◆ AIM OF THE TASK
Pick out every line of the entries below where "zones" occurs, and copy those lines.

(Collection entries)
══════

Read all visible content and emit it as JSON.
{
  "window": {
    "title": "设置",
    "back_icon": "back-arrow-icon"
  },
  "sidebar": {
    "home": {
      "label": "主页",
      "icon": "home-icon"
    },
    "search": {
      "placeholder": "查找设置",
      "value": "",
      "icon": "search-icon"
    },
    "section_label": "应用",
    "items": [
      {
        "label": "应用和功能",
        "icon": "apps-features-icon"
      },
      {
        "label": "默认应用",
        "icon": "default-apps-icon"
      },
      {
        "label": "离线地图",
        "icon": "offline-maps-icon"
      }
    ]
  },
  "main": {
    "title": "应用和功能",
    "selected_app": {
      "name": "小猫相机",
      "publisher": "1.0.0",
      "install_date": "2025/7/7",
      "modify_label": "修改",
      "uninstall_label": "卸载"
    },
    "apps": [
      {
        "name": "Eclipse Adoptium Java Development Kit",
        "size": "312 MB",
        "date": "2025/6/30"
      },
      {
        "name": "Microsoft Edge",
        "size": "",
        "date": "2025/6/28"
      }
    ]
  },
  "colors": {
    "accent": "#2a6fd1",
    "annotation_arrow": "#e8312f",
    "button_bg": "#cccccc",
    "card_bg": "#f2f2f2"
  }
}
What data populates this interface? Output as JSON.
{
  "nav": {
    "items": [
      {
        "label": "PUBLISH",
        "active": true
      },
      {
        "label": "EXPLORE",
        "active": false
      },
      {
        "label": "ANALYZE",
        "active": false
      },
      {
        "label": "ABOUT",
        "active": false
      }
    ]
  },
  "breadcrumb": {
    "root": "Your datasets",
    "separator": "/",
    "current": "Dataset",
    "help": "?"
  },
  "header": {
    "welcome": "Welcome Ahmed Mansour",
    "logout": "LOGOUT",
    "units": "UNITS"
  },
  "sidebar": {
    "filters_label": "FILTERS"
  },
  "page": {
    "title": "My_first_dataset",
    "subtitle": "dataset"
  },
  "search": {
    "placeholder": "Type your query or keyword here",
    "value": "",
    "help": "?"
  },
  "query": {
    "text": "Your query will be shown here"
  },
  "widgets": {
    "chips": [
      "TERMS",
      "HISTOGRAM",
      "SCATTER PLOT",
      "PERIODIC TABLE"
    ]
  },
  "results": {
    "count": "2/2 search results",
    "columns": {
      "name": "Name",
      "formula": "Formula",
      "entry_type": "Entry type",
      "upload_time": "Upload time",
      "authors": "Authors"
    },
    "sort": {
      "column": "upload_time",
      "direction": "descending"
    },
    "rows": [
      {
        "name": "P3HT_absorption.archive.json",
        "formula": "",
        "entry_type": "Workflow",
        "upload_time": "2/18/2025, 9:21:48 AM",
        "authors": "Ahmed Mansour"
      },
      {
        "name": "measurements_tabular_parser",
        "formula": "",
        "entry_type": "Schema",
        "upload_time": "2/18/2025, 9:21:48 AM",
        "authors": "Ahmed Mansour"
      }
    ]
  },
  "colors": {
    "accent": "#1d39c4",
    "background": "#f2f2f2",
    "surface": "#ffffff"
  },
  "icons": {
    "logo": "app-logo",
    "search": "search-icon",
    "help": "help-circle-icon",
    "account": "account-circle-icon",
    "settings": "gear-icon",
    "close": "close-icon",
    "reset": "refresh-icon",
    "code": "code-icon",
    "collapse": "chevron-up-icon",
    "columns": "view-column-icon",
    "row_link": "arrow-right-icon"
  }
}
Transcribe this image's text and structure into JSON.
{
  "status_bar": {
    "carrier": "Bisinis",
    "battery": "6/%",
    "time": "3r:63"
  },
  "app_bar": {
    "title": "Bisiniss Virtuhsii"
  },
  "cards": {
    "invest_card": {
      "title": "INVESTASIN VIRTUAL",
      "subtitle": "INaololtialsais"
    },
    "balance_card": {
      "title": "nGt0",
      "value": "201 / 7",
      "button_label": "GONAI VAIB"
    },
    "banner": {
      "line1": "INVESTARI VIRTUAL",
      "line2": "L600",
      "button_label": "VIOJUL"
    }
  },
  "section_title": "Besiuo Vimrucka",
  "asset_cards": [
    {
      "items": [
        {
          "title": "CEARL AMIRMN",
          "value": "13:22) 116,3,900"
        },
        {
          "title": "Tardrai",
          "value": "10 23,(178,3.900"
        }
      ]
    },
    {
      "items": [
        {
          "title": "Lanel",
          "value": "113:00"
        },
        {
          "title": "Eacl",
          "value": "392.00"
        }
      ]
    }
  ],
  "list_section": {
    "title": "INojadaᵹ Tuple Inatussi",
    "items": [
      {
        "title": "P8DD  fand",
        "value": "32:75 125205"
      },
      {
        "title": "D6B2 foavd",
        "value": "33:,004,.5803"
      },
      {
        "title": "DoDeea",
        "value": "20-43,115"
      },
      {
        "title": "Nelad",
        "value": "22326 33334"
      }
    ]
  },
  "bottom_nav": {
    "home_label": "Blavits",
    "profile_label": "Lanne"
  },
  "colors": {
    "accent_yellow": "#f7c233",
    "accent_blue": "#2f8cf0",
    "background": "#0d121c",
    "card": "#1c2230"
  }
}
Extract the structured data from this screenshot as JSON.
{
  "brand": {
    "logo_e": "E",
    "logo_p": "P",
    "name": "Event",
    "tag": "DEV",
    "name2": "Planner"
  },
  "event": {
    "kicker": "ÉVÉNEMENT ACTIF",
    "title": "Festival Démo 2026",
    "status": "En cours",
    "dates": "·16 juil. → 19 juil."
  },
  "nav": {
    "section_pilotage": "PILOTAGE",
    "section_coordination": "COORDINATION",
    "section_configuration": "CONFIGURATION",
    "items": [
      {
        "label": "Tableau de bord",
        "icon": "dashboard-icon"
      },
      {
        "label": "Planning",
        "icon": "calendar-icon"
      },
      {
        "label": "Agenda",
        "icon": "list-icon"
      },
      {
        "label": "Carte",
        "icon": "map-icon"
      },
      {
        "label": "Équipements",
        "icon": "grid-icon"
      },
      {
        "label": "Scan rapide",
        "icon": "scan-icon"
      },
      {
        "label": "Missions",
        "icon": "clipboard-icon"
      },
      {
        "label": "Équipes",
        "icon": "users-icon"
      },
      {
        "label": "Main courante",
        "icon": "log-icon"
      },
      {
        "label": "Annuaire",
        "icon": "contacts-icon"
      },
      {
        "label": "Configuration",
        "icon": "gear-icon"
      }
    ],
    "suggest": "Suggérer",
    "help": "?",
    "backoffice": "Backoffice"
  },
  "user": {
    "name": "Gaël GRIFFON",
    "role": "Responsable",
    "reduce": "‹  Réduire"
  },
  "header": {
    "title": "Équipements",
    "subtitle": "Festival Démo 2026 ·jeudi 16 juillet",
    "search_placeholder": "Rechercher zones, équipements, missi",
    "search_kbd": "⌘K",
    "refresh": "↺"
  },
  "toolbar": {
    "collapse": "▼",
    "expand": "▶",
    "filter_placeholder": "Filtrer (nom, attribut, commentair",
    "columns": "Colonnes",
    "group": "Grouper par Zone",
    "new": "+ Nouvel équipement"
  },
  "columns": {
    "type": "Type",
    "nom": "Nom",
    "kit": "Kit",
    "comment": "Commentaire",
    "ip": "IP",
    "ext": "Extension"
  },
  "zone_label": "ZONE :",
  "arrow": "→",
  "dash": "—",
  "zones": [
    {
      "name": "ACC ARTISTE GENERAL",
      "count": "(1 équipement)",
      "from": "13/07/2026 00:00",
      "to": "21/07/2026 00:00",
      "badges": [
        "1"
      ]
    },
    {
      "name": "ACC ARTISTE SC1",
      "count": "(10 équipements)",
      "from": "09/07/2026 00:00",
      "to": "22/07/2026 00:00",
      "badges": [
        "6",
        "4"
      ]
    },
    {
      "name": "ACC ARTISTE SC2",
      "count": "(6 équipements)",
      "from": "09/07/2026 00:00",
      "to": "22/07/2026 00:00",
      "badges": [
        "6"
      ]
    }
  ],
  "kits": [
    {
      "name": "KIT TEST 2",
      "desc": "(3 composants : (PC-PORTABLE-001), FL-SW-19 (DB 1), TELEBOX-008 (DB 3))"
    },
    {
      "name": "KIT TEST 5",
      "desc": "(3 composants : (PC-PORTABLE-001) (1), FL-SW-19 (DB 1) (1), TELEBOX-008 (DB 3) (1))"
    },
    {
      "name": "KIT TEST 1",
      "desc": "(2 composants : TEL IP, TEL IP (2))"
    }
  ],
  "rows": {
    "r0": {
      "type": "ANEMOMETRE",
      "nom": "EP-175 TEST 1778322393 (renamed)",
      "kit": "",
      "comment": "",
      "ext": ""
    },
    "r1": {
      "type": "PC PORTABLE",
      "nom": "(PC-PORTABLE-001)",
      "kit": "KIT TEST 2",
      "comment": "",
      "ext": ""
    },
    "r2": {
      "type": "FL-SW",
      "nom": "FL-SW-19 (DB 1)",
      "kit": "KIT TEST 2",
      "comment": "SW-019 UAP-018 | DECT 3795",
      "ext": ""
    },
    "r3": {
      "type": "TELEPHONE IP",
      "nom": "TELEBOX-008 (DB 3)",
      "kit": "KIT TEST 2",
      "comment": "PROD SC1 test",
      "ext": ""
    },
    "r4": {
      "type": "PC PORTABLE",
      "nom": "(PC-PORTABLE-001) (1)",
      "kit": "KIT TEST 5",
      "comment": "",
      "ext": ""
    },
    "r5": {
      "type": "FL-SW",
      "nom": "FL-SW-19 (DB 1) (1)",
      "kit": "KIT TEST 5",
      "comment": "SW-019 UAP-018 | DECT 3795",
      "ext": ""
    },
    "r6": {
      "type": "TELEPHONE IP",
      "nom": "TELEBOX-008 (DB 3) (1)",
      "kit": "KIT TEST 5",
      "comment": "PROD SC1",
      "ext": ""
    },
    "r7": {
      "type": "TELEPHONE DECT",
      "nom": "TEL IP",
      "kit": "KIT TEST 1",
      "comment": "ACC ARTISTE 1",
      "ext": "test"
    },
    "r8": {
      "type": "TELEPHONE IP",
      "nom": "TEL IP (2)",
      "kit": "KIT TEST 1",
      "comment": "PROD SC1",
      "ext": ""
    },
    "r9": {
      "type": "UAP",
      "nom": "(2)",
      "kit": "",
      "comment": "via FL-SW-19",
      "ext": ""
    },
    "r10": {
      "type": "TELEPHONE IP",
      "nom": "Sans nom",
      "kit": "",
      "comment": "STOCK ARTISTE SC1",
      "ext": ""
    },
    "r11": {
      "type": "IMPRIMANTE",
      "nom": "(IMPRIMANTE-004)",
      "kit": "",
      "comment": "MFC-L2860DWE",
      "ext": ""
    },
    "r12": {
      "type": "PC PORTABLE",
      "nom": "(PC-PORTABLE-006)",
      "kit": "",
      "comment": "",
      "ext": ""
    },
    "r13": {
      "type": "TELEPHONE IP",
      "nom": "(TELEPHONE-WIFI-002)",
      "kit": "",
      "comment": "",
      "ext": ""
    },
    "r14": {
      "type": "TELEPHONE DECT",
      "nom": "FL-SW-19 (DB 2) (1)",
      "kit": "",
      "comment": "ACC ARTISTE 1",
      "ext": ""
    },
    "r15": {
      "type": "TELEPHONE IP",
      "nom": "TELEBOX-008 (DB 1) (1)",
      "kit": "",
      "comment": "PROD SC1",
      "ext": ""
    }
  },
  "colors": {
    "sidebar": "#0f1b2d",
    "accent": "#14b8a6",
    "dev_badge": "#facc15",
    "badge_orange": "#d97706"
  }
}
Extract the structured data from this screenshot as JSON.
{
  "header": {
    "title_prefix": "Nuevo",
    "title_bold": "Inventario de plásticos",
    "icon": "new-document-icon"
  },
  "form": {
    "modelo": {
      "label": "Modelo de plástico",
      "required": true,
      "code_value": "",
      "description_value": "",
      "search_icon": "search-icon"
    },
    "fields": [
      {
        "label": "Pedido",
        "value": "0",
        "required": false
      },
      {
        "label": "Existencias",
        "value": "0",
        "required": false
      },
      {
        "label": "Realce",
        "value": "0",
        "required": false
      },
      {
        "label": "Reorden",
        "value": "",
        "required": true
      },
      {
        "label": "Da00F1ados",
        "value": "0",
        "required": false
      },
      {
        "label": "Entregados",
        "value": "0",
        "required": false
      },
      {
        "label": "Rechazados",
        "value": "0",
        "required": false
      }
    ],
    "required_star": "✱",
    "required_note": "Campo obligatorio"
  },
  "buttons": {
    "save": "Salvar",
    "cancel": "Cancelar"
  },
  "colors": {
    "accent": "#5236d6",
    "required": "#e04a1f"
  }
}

══════

◆ CORRECT ANSWER
    "search_placeholder": "Rechercher zones, équipements, missi",
  "zones": [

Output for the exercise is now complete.